WHAT IS EXPECTED: Your copy of the material must match it exactly, except that pictures are dropped.

INFORMATION SUPPLIED:
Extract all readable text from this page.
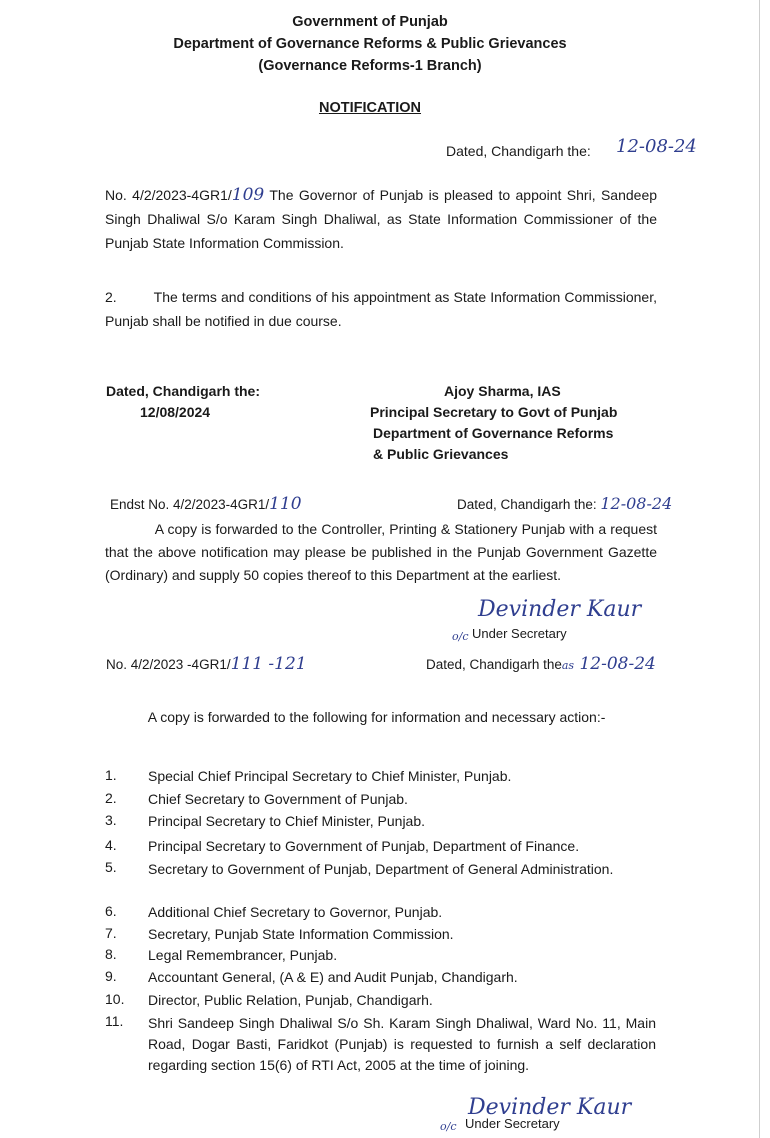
Government of Punjab
Department of Governance Reforms & Public Grievances
(Governance Reforms-1 Branch)
NOTIFICATION
Dated, Chandigarh the: 12-08-24
No. 4/2/2023-4GR1/109 The Governor of Punjab is pleased to appoint Shri, Sandeep Singh Dhaliwal S/o Karam Singh Dhaliwal, as State Information Commissioner of the Punjab State Information Commission.
2.	The terms and conditions of his appointment as State Information Commissioner, Punjab shall be notified in due course.
Dated, Chandigarh the:
12/08/2024
Ajoy Sharma, IAS
Principal Secretary to Govt of Punjab
Department of Governance Reforms
& Public Grievances
Endst No. 4/2/2023-4GR1/110	Dated, Chandigarh the: 12-08-24
A copy is forwarded to the Controller, Printing & Stationery Punjab with a request that the above notification may please be published in the Punjab Government Gazette (Ordinary) and supply 50 copies thereof to this Department at the earliest.
Devinder Kaur
o/c Under Secretary
No. 4/2/2023 -4GR1/111 -121	Dated, Chandigarh theas 12-08-24
A copy is forwarded to the following for information and necessary action:-
1. Special Chief Principal Secretary to Chief Minister, Punjab.
2. Chief Secretary to Government of Punjab.
3. Principal Secretary to Chief Minister, Punjab.
4. Principal Secretary to Government of Punjab, Department of Finance.
5. Secretary to Government of Punjab, Department of General Administration.
6. Additional Chief Secretary to Governor, Punjab.
7. Secretary, Punjab State Information Commission.
8. Legal Remembrancer, Punjab.
9. Accountant General, (A & E) and Audit Punjab, Chandigarh.
10. Director, Public Relation, Punjab, Chandigarh.
11. Shri Sandeep Singh Dhaliwal S/o Sh. Karam Singh Dhaliwal, Ward No. 11, Main Road, Dogar Basti, Faridkot (Punjab) is requested to furnish a self declaration regarding section 15(6) of RTI Act, 2005 at the time of joining.
Devinder Kaur
o/c Under Secretary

OUTPUT OF THE EXERCISE:
Extract all readable text from this page.
Government of Punjab
Department of Governance Reforms & Public Grievances
(Governance Reforms-1 Branch)
NOTIFICATION
Dated, Chandigarh the: 12-08-24
No. 4/2/2023-4GR1/109 The Governor of Punjab is pleased to appoint Shri, Sandeep Singh Dhaliwal S/o Karam Singh Dhaliwal, as State Information Commissioner of the Punjab State Information Commission.
2.	The terms and conditions of his appointment as State Information Commissioner, Punjab shall be notified in due course.
Dated, Chandigarh the:
12/08/2024
Ajoy Sharma, IAS
Principal Secretary to Govt of Punjab
Department of Governance Reforms
& Public Grievances
Endst No. 4/2/2023-4GR1/110	Dated, Chandigarh the: 12-08-24
A copy is forwarded to the Controller, Printing & Stationery Punjab with a request that the above notification may please be published in the Punjab Government Gazette (Ordinary) and supply 50 copies thereof to this Department at the earliest.
Devinder Kaur
o/c Under Secretary
No. 4/2/2023 -4GR1/111 -121	Dated, Chandigarh theas 12-08-24
A copy is forwarded to the following for information and necessary action:-
1. Special Chief Principal Secretary to Chief Minister, Punjab.
2. Chief Secretary to Government of Punjab.
3. Principal Secretary to Chief Minister, Punjab.
4. Principal Secretary to Government of Punjab, Department of Finance.
5. Secretary to Government of Punjab, Department of General Administration.
6. Additional Chief Secretary to Governor, Punjab.
7. Secretary, Punjab State Information Commission.
8. Legal Remembrancer, Punjab.
9. Accountant General, (A & E) and Audit Punjab, Chandigarh.
10. Director, Public Relation, Punjab, Chandigarh.
11. Shri Sandeep Singh Dhaliwal S/o Sh. Karam Singh Dhaliwal, Ward No. 11, Main Road, Dogar Basti, Faridkot (Punjab) is requested to furnish a self declaration regarding section 15(6) of RTI Act, 2005 at the time of joining.
Devinder Kaur
o/c Under Secretary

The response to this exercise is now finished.